Using the data below, gather each line that includes the word "Speculators".

-- Begin EXERCISE INPUTS --

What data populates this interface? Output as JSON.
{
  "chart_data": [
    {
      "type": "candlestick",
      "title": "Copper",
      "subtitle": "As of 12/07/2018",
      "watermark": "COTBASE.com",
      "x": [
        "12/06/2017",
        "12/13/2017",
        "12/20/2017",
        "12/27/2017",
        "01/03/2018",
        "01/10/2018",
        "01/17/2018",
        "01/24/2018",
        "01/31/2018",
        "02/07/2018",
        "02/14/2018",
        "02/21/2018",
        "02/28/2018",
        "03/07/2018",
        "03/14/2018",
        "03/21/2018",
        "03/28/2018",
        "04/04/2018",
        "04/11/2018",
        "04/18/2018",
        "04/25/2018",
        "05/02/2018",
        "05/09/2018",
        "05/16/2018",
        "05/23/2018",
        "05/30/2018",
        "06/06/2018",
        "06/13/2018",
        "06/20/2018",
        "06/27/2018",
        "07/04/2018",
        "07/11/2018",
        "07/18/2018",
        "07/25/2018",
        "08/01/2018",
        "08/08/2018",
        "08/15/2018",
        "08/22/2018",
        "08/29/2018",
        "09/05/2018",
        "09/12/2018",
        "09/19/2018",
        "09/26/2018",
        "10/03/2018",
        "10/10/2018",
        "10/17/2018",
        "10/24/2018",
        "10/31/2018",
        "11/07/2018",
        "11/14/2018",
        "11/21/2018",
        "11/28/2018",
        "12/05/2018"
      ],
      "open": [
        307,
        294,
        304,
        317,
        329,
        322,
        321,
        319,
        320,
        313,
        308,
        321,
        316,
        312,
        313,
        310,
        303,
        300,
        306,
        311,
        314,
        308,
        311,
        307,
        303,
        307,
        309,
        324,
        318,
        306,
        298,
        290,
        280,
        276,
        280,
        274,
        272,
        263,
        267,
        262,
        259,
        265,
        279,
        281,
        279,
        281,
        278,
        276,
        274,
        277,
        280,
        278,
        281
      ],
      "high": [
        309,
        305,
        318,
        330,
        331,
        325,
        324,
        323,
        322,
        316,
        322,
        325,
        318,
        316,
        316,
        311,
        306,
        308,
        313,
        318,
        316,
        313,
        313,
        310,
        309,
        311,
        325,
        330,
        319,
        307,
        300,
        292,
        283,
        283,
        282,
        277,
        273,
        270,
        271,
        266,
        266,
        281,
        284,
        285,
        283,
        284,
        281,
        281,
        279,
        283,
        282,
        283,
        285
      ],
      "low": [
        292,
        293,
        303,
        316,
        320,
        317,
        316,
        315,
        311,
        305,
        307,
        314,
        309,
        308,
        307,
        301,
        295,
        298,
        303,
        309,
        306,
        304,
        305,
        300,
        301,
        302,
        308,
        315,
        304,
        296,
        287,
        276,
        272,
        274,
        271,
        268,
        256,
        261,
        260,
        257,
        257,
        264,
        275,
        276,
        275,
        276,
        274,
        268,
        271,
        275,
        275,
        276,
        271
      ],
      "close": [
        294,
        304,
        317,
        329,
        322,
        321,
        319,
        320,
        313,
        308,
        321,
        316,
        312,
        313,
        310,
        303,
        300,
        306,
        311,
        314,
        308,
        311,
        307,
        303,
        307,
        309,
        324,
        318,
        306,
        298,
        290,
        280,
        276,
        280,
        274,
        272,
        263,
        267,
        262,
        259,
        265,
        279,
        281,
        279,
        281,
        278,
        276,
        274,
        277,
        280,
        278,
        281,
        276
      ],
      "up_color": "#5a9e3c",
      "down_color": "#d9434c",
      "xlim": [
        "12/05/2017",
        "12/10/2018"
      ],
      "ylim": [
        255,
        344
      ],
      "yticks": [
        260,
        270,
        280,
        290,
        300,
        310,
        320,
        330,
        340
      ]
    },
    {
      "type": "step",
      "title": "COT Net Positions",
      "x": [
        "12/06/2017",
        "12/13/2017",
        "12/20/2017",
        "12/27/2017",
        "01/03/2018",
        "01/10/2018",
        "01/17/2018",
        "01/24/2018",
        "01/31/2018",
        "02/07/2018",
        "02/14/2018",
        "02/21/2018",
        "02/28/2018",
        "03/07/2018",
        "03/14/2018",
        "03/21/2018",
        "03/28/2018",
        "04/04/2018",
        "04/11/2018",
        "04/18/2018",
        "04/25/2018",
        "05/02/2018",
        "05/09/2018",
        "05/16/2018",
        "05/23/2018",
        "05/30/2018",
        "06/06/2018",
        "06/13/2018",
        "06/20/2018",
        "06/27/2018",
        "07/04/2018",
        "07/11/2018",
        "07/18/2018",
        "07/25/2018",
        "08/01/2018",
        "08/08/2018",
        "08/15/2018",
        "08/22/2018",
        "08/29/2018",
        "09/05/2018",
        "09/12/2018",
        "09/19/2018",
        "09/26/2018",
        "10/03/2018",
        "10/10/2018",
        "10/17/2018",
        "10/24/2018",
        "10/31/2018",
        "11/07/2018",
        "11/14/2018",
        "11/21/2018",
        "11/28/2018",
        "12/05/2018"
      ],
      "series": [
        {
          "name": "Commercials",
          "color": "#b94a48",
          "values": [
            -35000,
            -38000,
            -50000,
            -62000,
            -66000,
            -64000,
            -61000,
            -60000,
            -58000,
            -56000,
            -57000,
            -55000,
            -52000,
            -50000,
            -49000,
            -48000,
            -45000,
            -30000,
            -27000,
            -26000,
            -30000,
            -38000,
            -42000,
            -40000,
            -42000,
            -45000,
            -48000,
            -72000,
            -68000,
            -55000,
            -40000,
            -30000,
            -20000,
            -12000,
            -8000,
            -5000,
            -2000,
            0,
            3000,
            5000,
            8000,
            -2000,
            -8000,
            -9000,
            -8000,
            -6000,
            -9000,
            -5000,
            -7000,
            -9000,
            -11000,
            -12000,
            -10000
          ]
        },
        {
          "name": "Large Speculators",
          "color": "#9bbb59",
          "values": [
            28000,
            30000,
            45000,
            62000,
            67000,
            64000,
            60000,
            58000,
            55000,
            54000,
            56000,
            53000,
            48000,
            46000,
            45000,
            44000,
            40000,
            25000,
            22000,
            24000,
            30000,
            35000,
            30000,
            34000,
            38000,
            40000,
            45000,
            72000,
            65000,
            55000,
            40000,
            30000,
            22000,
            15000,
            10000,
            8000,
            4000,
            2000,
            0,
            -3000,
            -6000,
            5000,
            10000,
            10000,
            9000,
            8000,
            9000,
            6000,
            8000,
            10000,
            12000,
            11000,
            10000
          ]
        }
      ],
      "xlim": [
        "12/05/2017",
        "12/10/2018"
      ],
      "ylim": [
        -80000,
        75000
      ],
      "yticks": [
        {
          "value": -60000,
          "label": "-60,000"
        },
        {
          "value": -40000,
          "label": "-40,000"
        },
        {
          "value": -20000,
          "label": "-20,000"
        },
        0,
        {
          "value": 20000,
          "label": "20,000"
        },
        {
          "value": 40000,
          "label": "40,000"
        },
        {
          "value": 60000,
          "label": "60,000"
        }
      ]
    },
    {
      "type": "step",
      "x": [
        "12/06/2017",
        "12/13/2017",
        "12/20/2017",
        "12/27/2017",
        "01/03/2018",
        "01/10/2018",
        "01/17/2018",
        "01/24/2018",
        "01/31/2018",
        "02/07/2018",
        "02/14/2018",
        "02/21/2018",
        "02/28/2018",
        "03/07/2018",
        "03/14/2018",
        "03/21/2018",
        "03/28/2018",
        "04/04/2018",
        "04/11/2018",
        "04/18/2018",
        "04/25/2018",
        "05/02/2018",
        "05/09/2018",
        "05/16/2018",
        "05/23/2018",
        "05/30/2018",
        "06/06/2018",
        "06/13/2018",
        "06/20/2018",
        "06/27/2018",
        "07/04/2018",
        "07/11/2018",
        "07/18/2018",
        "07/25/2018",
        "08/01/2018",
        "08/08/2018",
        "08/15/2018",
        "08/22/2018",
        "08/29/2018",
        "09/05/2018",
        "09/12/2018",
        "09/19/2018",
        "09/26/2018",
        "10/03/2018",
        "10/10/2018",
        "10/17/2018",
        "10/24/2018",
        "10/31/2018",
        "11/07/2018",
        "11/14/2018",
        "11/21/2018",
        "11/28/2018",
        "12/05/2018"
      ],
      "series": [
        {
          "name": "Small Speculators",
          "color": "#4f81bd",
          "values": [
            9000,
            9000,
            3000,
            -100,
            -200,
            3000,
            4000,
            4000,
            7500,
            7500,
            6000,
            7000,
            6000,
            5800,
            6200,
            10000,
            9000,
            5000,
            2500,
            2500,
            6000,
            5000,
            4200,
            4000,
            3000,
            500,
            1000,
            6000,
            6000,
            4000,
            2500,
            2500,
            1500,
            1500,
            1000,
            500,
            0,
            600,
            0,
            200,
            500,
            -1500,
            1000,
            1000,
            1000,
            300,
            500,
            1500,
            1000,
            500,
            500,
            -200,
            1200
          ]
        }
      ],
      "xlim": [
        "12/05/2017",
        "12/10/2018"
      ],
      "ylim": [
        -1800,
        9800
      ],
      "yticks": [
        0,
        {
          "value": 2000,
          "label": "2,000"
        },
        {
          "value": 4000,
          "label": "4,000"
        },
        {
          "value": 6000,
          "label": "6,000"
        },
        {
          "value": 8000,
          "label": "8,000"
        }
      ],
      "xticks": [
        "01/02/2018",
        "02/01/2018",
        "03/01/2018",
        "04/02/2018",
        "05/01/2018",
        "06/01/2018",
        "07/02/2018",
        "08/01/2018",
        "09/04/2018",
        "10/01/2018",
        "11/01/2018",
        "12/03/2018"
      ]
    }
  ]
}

-- End EXERCISE INPUTS --
-- Begin EXERCISE INPUTS --

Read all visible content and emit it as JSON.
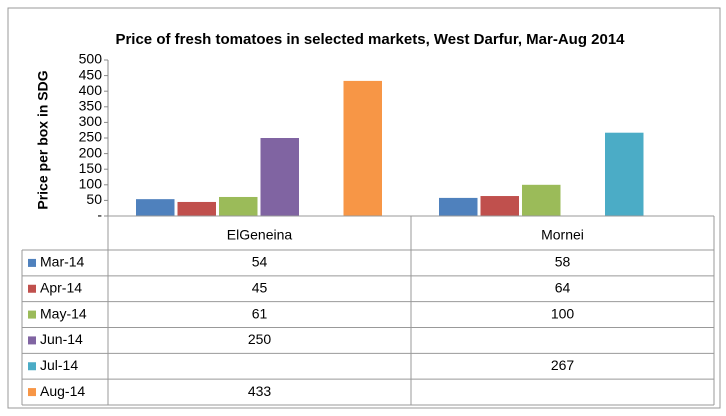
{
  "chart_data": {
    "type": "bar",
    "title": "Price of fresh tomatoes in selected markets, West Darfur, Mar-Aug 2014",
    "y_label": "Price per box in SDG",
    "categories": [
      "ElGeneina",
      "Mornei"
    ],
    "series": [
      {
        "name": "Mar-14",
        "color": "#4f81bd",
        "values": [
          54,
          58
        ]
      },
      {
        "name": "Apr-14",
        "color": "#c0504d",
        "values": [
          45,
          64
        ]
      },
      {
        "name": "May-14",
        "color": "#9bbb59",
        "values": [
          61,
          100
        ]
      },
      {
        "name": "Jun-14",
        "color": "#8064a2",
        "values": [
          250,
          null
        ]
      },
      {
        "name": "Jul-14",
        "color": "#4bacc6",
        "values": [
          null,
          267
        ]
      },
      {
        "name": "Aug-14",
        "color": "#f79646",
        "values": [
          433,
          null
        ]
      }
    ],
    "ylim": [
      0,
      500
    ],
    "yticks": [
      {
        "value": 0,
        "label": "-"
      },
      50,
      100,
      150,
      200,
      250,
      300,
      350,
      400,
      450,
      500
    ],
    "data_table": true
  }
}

-- End EXERCISE INPUTS --

RESULT:
          "name": "Large Speculators",
          "name": "Small Speculators",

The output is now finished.